___ Stored records ___

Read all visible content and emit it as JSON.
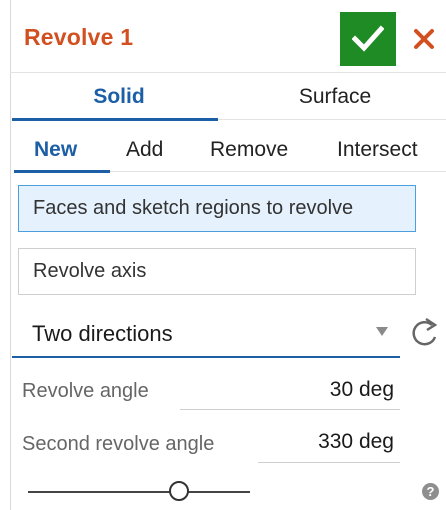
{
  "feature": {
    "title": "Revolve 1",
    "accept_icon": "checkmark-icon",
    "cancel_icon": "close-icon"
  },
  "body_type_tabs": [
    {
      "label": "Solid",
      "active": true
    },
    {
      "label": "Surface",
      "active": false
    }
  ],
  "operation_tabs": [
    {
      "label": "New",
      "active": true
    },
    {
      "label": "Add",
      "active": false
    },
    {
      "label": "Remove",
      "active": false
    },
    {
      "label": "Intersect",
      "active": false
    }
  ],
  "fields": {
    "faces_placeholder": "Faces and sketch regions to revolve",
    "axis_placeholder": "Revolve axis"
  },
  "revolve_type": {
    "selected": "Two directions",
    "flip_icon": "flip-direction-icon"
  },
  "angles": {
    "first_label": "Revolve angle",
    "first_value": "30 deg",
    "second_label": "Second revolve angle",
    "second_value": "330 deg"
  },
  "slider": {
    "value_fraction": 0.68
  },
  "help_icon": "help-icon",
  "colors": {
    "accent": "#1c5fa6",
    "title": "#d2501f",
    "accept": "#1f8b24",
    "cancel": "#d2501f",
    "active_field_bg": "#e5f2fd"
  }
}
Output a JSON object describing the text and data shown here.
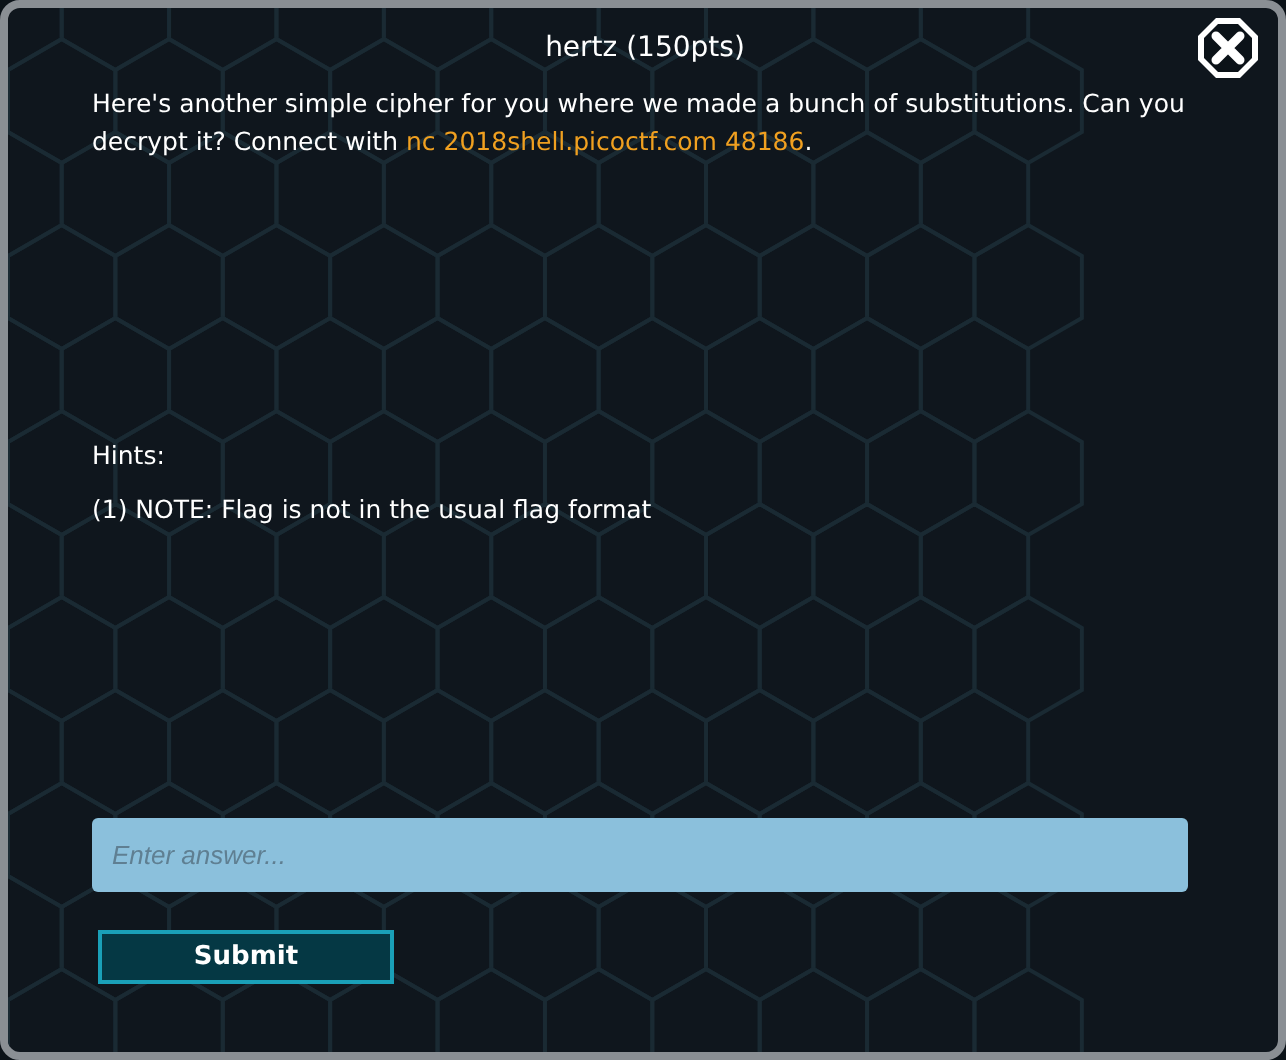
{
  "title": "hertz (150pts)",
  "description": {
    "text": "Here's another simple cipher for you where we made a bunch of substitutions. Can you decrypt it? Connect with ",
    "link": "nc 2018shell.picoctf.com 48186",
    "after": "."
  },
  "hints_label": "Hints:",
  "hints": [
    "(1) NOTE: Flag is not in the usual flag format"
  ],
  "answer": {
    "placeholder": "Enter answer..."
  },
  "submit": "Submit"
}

___

Aim of the task:
Whichever lines contain the string "title", select and copy them.

Finished exercise:
    "title": "Revolve 1",
    "title": "#d2501f",
  "title": "hertz (150pts)",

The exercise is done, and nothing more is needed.